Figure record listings
"""

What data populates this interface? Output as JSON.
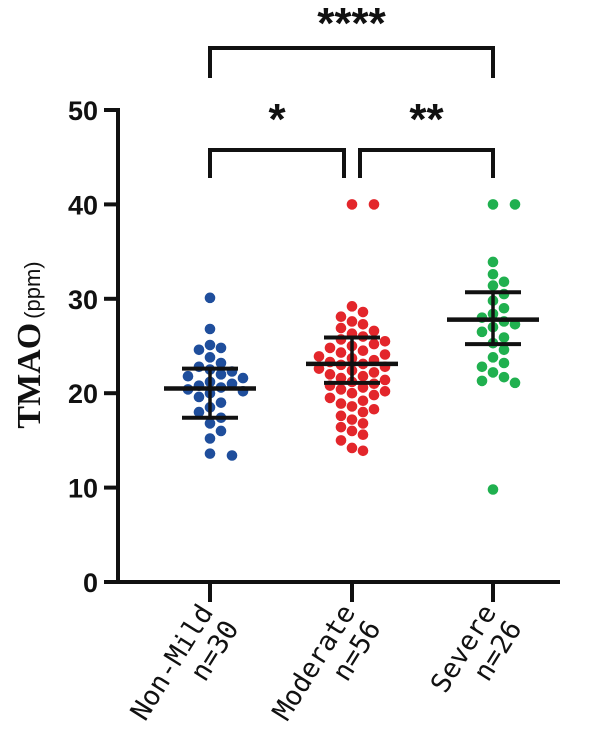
{
  "chart_data": {
    "type": "scatter",
    "ylabel": "TMAO",
    "ylabel_unit": "(ppm)",
    "ylim": [
      0,
      50
    ],
    "yticks": [
      0,
      10,
      20,
      30,
      40,
      50
    ],
    "grid": false,
    "categories": [
      {
        "name": "Non-Mild",
        "n_label": "n=30"
      },
      {
        "name": "Moderate",
        "n_label": "n=56"
      },
      {
        "name": "Severe",
        "n_label": "n=26"
      }
    ],
    "series": [
      {
        "color": "#1f4e9c",
        "median": 20.5,
        "q1": 17.4,
        "q3": 22.6,
        "values": [
          30.1,
          26.8,
          25.1,
          24.8,
          24.6,
          23.8,
          23.2,
          22.8,
          22.5,
          22.3,
          22.0,
          21.8,
          21.6,
          21.2,
          21.0,
          20.8,
          20.6,
          20.4,
          20.2,
          20.0,
          19.6,
          19.0,
          18.5,
          18.0,
          17.4,
          16.8,
          16.0,
          15.2,
          13.6,
          13.4
        ]
      },
      {
        "color": "#e3262b",
        "median": 23.1,
        "q1": 21.1,
        "q3": 25.9,
        "values": [
          40.0,
          40.0,
          29.2,
          28.6,
          28.1,
          27.6,
          27.3,
          26.9,
          26.6,
          26.3,
          26.0,
          25.7,
          25.5,
          25.2,
          25.0,
          24.8,
          24.5,
          24.3,
          24.1,
          23.9,
          23.7,
          23.5,
          23.3,
          23.1,
          23.0,
          22.8,
          22.6,
          22.4,
          22.2,
          22.0,
          21.8,
          21.6,
          21.4,
          21.2,
          21.0,
          20.8,
          20.6,
          20.4,
          20.2,
          20.0,
          19.8,
          19.5,
          19.2,
          18.9,
          18.6,
          18.3,
          18.0,
          17.6,
          17.2,
          16.8,
          16.4,
          16.0,
          15.6,
          15.0,
          14.2,
          13.9
        ]
      },
      {
        "color": "#20b04f",
        "median": 27.8,
        "q1": 25.2,
        "q3": 30.7,
        "values": [
          40.0,
          40.0,
          33.9,
          32.6,
          31.8,
          31.4,
          30.5,
          29.8,
          29.0,
          28.4,
          28.0,
          27.6,
          27.3,
          27.0,
          26.5,
          25.9,
          25.3,
          24.6,
          23.8,
          23.2,
          22.8,
          22.2,
          21.7,
          21.3,
          21.1,
          9.8
        ]
      }
    ],
    "annotations": [
      {
        "label": "****",
        "from": 0,
        "to": 2,
        "level": "top"
      },
      {
        "label": "*",
        "from": 0,
        "to": 1,
        "level": "lower"
      },
      {
        "label": "**",
        "from": 1,
        "to": 2,
        "level": "lower"
      }
    ]
  }
}
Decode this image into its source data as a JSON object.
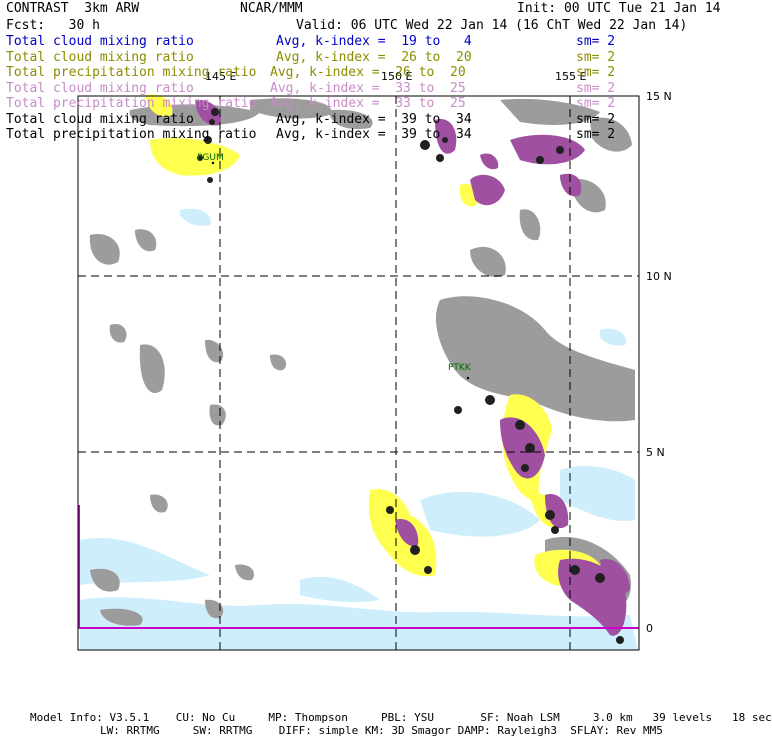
{
  "header": {
    "model": "CONTRAST  3km ARW",
    "org": "NCAR/MMM",
    "init": "Init: 00 UTC Tue 21 Jan 14",
    "fcst": "Fcst:   30 h",
    "valid": "Valid: 06 UTC Wed 22 Jan 14 (16 ChT Wed 22 Jan 14)"
  },
  "fields": [
    {
      "name": "Total cloud mixing ratio",
      "kindex": "Avg, k-index =  19 to   4",
      "sm": "sm= 2",
      "color": "#0000c8"
    },
    {
      "name": "Total cloud mixing ratio",
      "kindex": "Avg, k-index =  26 to  20",
      "sm": "sm= 2",
      "color": "#8c8c00"
    },
    {
      "name": "Total precipitation mixing ratio",
      "kindex": "Avg, k-index =  26 to  20",
      "sm": "sm= 2",
      "color": "#8c8c00"
    },
    {
      "name": "Total cloud mixing ratio",
      "kindex": "Avg, k-index =  33 to  25",
      "sm": "sm= 2",
      "color": "#c88cc8"
    },
    {
      "name": "Total precipitation mixing ratio",
      "kindex": "Avg, k-index =  33 to  25",
      "sm": "sm= 2",
      "color": "#c88cc8"
    },
    {
      "name": "Total cloud mixing ratio",
      "kindex": "Avg, k-index =  39 to  34",
      "sm": "sm= 2",
      "color": "#000000"
    },
    {
      "name": "Total precipitation mixing ratio",
      "kindex": "Avg, k-index =  39 to  34",
      "sm": "sm= 2",
      "color": "#000000"
    }
  ],
  "map": {
    "lon_labels": [
      "145 E",
      "150 E",
      "155 E"
    ],
    "lat_labels": [
      "15 N",
      "10 N",
      "5 N",
      "0"
    ],
    "stations": [
      "PGUM",
      "PTKK"
    ],
    "colors": {
      "light_cloud": "#cfeefc",
      "gray_cloud": "#9c9c9c",
      "yellow": "#ffff50",
      "purple": "#a050a0",
      "dark": "#202020",
      "grid": "#000000",
      "equator_line": "#c800c8",
      "station_text": "#006400"
    }
  },
  "footer": {
    "line1": "Model Info: V3.5.1    CU: No Cu     MP: Thompson     PBL: YSU       SF: Noah LSM     3.0 km   39 levels   18 sec",
    "line2": "LW: RRTMG     SW: RRTMG    DIFF: simple KM: 3D Smagor DAMP: Rayleigh3  SFLAY: Rev MM5"
  }
}
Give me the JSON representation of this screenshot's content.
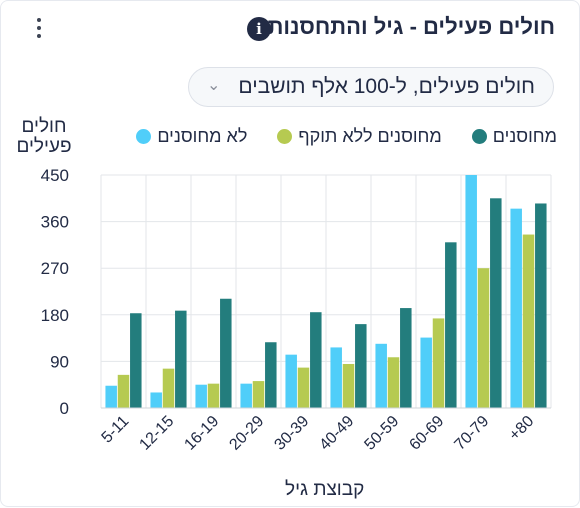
{
  "header": {
    "title": "חולים פעילים - גיל והתחסנות",
    "info_icon": "info-icon",
    "menu_icon": "kebab-menu-icon"
  },
  "selector": {
    "value": "חולים פעילים, ל-100 אלף תושבים",
    "icon": "chevron-down-icon"
  },
  "chart_data": {
    "type": "bar",
    "ylabel": "חולים פעילים",
    "xlabel": "קבוצת גיל",
    "ylim": [
      0,
      450
    ],
    "yticks": [
      0,
      90,
      180,
      270,
      360,
      450
    ],
    "grid": true,
    "legend_position": "top",
    "categories": [
      "5-11",
      "12-15",
      "16-19",
      "20-29",
      "30-39",
      "40-49",
      "50-59",
      "60-69",
      "70-79",
      "+80"
    ],
    "series": [
      {
        "name": "לא מחוסנים",
        "color": "#50cef9",
        "values": [
          43,
          30,
          45,
          47,
          103,
          117,
          124,
          136,
          450,
          385
        ]
      },
      {
        "name": "מחוסנים ללא תוקף",
        "color": "#b6ca51",
        "values": [
          64,
          76,
          47,
          52,
          78,
          85,
          98,
          173,
          270,
          335
        ]
      },
      {
        "name": "מחוסנים",
        "color": "#237d7d",
        "values": [
          183,
          188,
          211,
          127,
          185,
          162,
          193,
          320,
          405,
          395
        ]
      }
    ]
  }
}
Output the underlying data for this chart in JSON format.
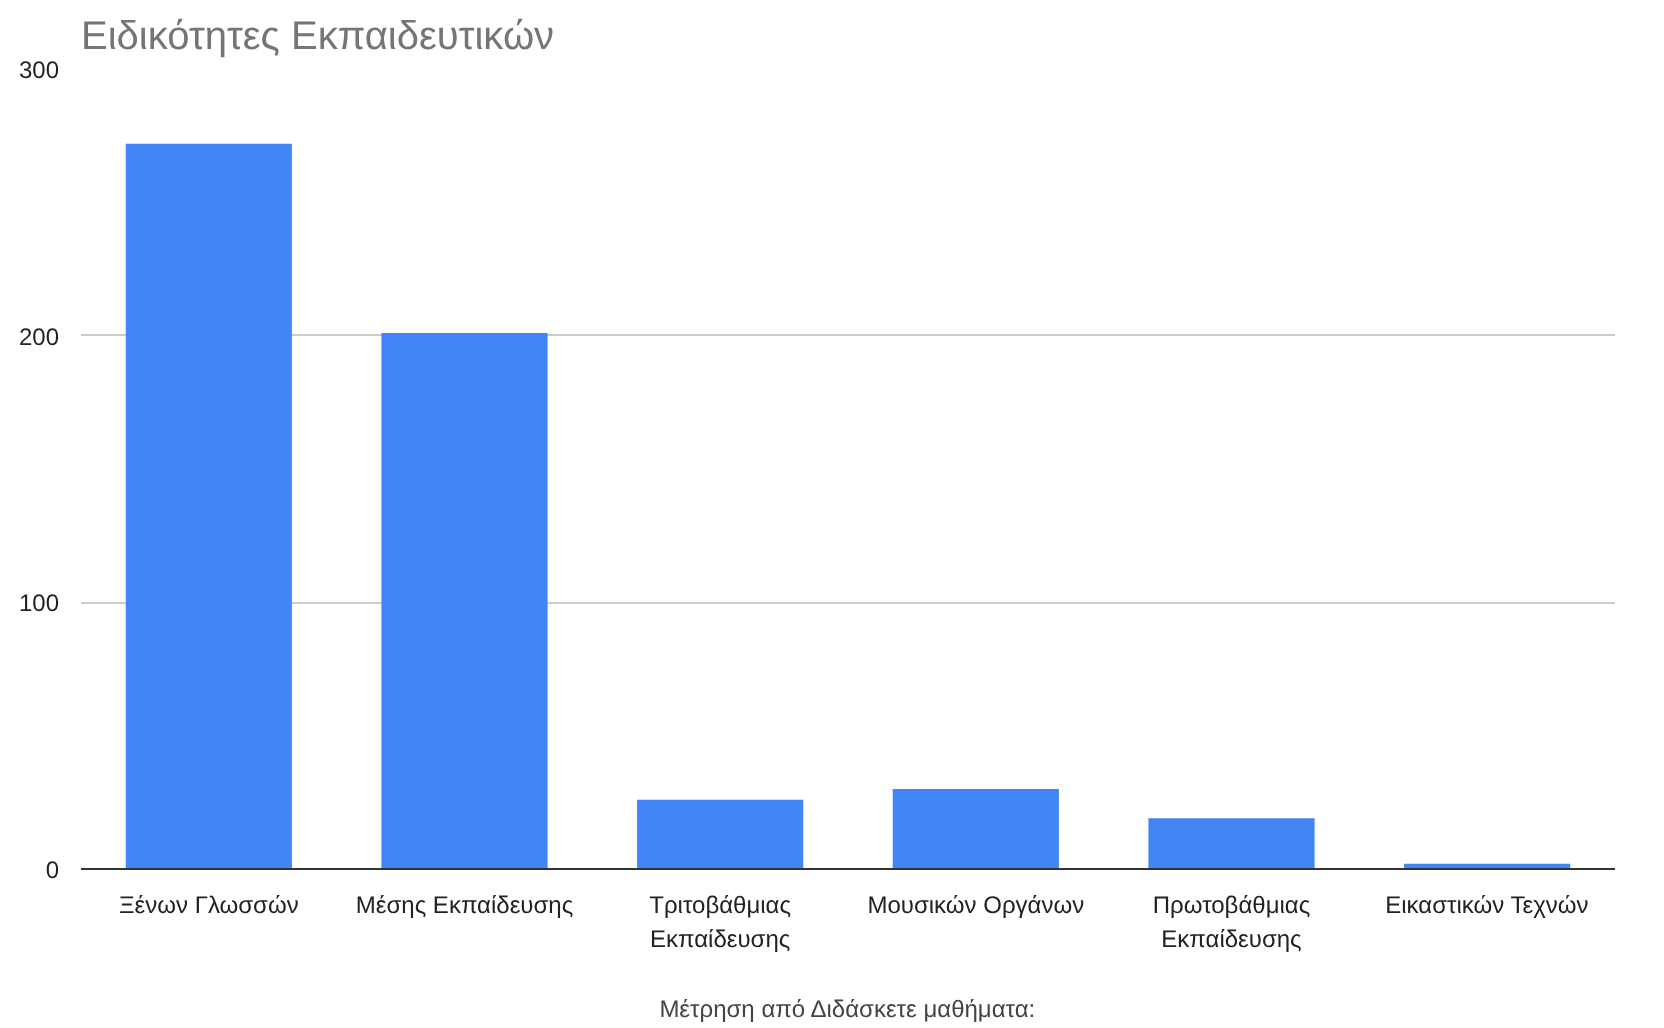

"""

→ **WHAT YOU WILL DO**:
Give back all entries exactly. No pictures belong in the copy.

→ **EXERCISE OUTPUT**:
What data populates this interface? Output as JSON.
{
  "chart_data": {
    "type": "scatter",
    "ylabel": "TMAO",
    "ylabel_unit": "(ppm)",
    "ylim": [
      0,
      50
    ],
    "yticks": [
      0,
      10,
      20,
      30,
      40,
      50
    ],
    "grid": false,
    "categories": [
      {
        "name": "Non-Mild",
        "n_label": "n=30"
      },
      {
        "name": "Moderate",
        "n_label": "n=56"
      },
      {
        "name": "Severe",
        "n_label": "n=26"
      }
    ],
    "series": [
      {
        "color": "#1f4e9c",
        "median": 20.5,
        "q1": 17.4,
        "q3": 22.6,
        "values": [
          30.1,
          26.8,
          25.1,
          24.8,
          24.6,
          23.8,
          23.2,
          22.8,
          22.5,
          22.3,
          22.0,
          21.8,
          21.6,
          21.2,
          21.0,
          20.8,
          20.6,
          20.4,
          20.2,
          20.0,
          19.6,
          19.0,
          18.5,
          18.0,
          17.4,
          16.8,
          16.0,
          15.2,
          13.6,
          13.4
        ]
      },
      {
        "color": "#e3262b",
        "median": 23.1,
        "q1": 21.1,
        "q3": 25.9,
        "values": [
          40.0,
          40.0,
          29.2,
          28.6,
          28.1,
          27.6,
          27.3,
          26.9,
          26.6,
          26.3,
          26.0,
          25.7,
          25.5,
          25.2,
          25.0,
          24.8,
          24.5,
          24.3,
          24.1,
          23.9,
          23.7,
          23.5,
          23.3,
          23.1,
          23.0,
          22.8,
          22.6,
          22.4,
          22.2,
          22.0,
          21.8,
          21.6,
          21.4,
          21.2,
          21.0,
          20.8,
          20.6,
          20.4,
          20.2,
          20.0,
          19.8,
          19.5,
          19.2,
          18.9,
          18.6,
          18.3,
          18.0,
          17.6,
          17.2,
          16.8,
          16.4,
          16.0,
          15.6,
          15.0,
          14.2,
          13.9
        ]
      },
      {
        "color": "#20b04f",
        "median": 27.8,
        "q1": 25.2,
        "q3": 30.7,
        "values": [
          40.0,
          40.0,
          33.9,
          32.6,
          31.8,
          31.4,
          30.5,
          29.8,
          29.0,
          28.4,
          28.0,
          27.6,
          27.3,
          27.0,
          26.5,
          25.9,
          25.3,
          24.6,
          23.8,
          23.2,
          22.8,
          22.2,
          21.7,
          21.3,
          21.1,
          9.8
        ]
      }
    ],
    "annotations": [
      {
        "label": "****",
        "from": 0,
        "to": 2,
        "level": "top"
      },
      {
        "label": "*",
        "from": 0,
        "to": 1,
        "level": "lower"
      },
      {
        "label": "**",
        "from": 1,
        "to": 2,
        "level": "lower"
      }
    ]
  }
}
Decode this image into its source data as a JSON object.
{
  "header": {
    "model": "CONTRAST  3km ARW",
    "org": "NCAR/MMM",
    "init": "Init: 00 UTC Tue 21 Jan 14",
    "fcst": "Fcst:   30 h",
    "valid": "Valid: 06 UTC Wed 22 Jan 14 (16 ChT Wed 22 Jan 14)"
  },
  "fields": [
    {
      "name": "Total cloud mixing ratio",
      "kindex": "Avg, k-index =  19 to   4",
      "sm": "sm= 2",
      "color": "#0000c8"
    },
    {
      "name": "Total cloud mixing ratio",
      "kindex": "Avg, k-index =  26 to  20",
      "sm": "sm= 2",
      "color": "#8c8c00"
    },
    {
      "name": "Total precipitation mixing ratio",
      "kindex": "Avg, k-index =  26 to  20",
      "sm": "sm= 2",
      "color": "#8c8c00"
    },
    {
      "name": "Total cloud mixing ratio",
      "kindex": "Avg, k-index =  33 to  25",
      "sm": "sm= 2",
      "color": "#c88cc8"
    },
    {
      "name": "Total precipitation mixing ratio",
      "kindex": "Avg, k-index =  33 to  25",
      "sm": "sm= 2",
      "color": "#c88cc8"
    },
    {
      "name": "Total cloud mixing ratio",
      "kindex": "Avg, k-index =  39 to  34",
      "sm": "sm= 2",
      "color": "#000000"
    },
    {
      "name": "Total precipitation mixing ratio",
      "kindex": "Avg, k-index =  39 to  34",
      "sm": "sm= 2",
      "color": "#000000"
    }
  ],
  "map": {
    "lon_labels": [
      "145 E",
      "150 E",
      "155 E"
    ],
    "lat_labels": [
      "15 N",
      "10 N",
      "5 N",
      "0"
    ],
    "stations": [
      "PGUM",
      "PTKK"
    ],
    "colors": {
      "light_cloud": "#cfeefc",
      "gray_cloud": "#9c9c9c",
      "yellow": "#ffff50",
      "purple": "#a050a0",
      "dark": "#202020",
      "grid": "#000000",
      "equator_line": "#c800c8",
      "station_text": "#006400"
    }
  },
  "footer": {
    "line1": "Model Info: V3.5.1    CU: No Cu     MP: Thompson     PBL: YSU       SF: Noah LSM     3.0 km   39 levels   18 sec",
    "line2": "LW: RRTMG     SW: RRTMG    DIFF: simple KM: 3D Smagor DAMP: Rayleigh3  SFLAY: Rev MM5"
  }
}
Give me the JSON representation of this screenshot's content.
{
  "header": {
    "title": "חולים פעילים - גיל והתחסנות",
    "info_icon": "info-icon",
    "menu_icon": "kebab-menu-icon"
  },
  "selector": {
    "value": "חולים פעילים, ל-100 אלף תושבים",
    "icon": "chevron-down-icon"
  },
  "chart_data": {
    "type": "bar",
    "ylabel": "חולים פעילים",
    "xlabel": "קבוצת גיל",
    "ylim": [
      0,
      450
    ],
    "yticks": [
      0,
      90,
      180,
      270,
      360,
      450
    ],
    "grid": true,
    "legend_position": "top",
    "categories": [
      "5-11",
      "12-15",
      "16-19",
      "20-29",
      "30-39",
      "40-49",
      "50-59",
      "60-69",
      "70-79",
      "+80"
    ],
    "series": [
      {
        "name": "לא מחוסנים",
        "color": "#50cef9",
        "values": [
          43,
          30,
          45,
          47,
          103,
          117,
          124,
          136,
          450,
          385
        ]
      },
      {
        "name": "מחוסנים ללא תוקף",
        "color": "#b6ca51",
        "values": [
          64,
          76,
          47,
          52,
          78,
          85,
          98,
          173,
          270,
          335
        ]
      },
      {
        "name": "מחוסנים",
        "color": "#237d7d",
        "values": [
          183,
          188,
          211,
          127,
          185,
          162,
          193,
          320,
          405,
          395
        ]
      }
    ]
  }
}
Output the underlying data for this chart in JSON format.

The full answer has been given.